Short exercise: Below are the records; collect from them each line containing the string "CANDIDATURAS".

◇ ◇ ◇ ◇ ◇ ◇ ◇

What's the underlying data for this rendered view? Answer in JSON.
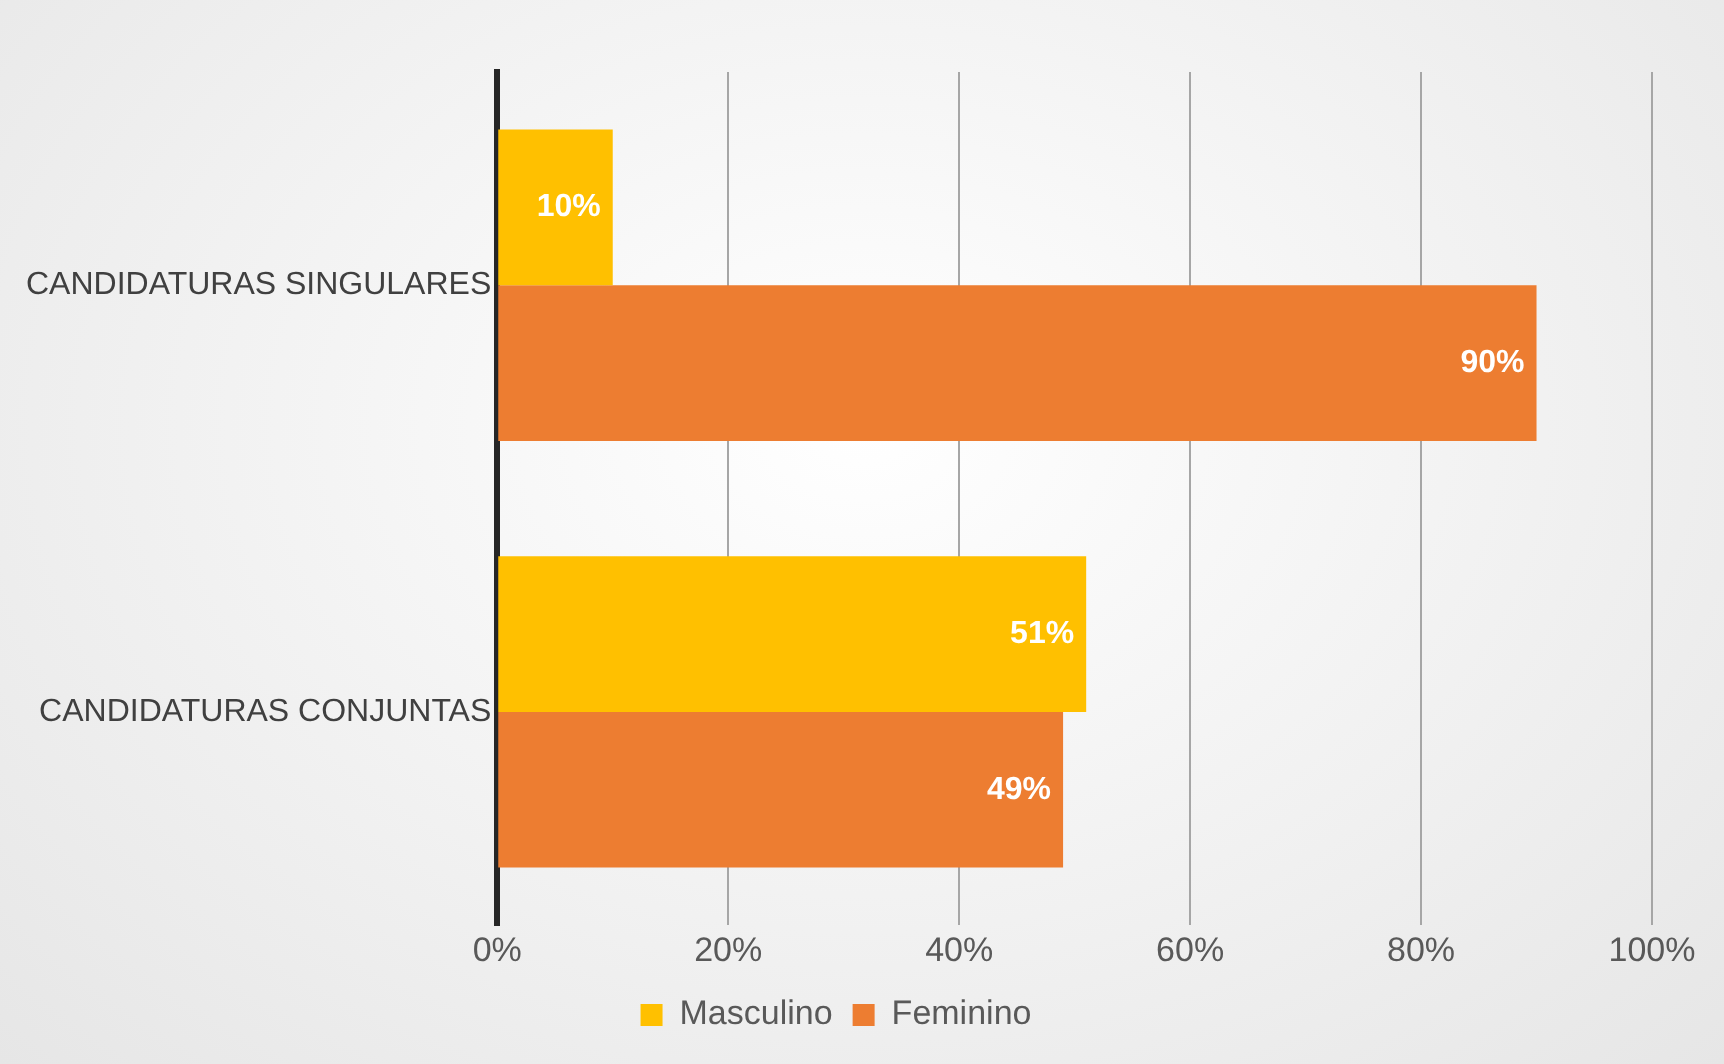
{
  "chart_data": {
    "type": "bar",
    "orientation": "horizontal",
    "categories": [
      "CANDIDATURAS SINGULARES",
      "CANDIDATURAS CONJUNTAS"
    ],
    "series": [
      {
        "name": "Masculino",
        "color": "#ffc000",
        "values": [
          10,
          51
        ],
        "value_labels": [
          "10%",
          "51%"
        ]
      },
      {
        "name": "Feminino",
        "color": "#ed7d31",
        "values": [
          90,
          49
        ],
        "value_labels": [
          "90%",
          "49%"
        ]
      }
    ],
    "xlim": [
      0,
      100
    ],
    "xticks": [
      {
        "value": 0,
        "label": "0%"
      },
      {
        "value": 20,
        "label": "20%"
      },
      {
        "value": 40,
        "label": "40%"
      },
      {
        "value": 60,
        "label": "60%"
      },
      {
        "value": 80,
        "label": "80%"
      },
      {
        "value": 100,
        "label": "100%"
      }
    ],
    "grid": "x",
    "legend": "bottom"
  }
}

◇ ◇ ◇ ◇ ◇ ◇ ◇

Final answer:
      "CANDIDATURAS SINGULARES",
      "CANDIDATURAS CONJUNTAS"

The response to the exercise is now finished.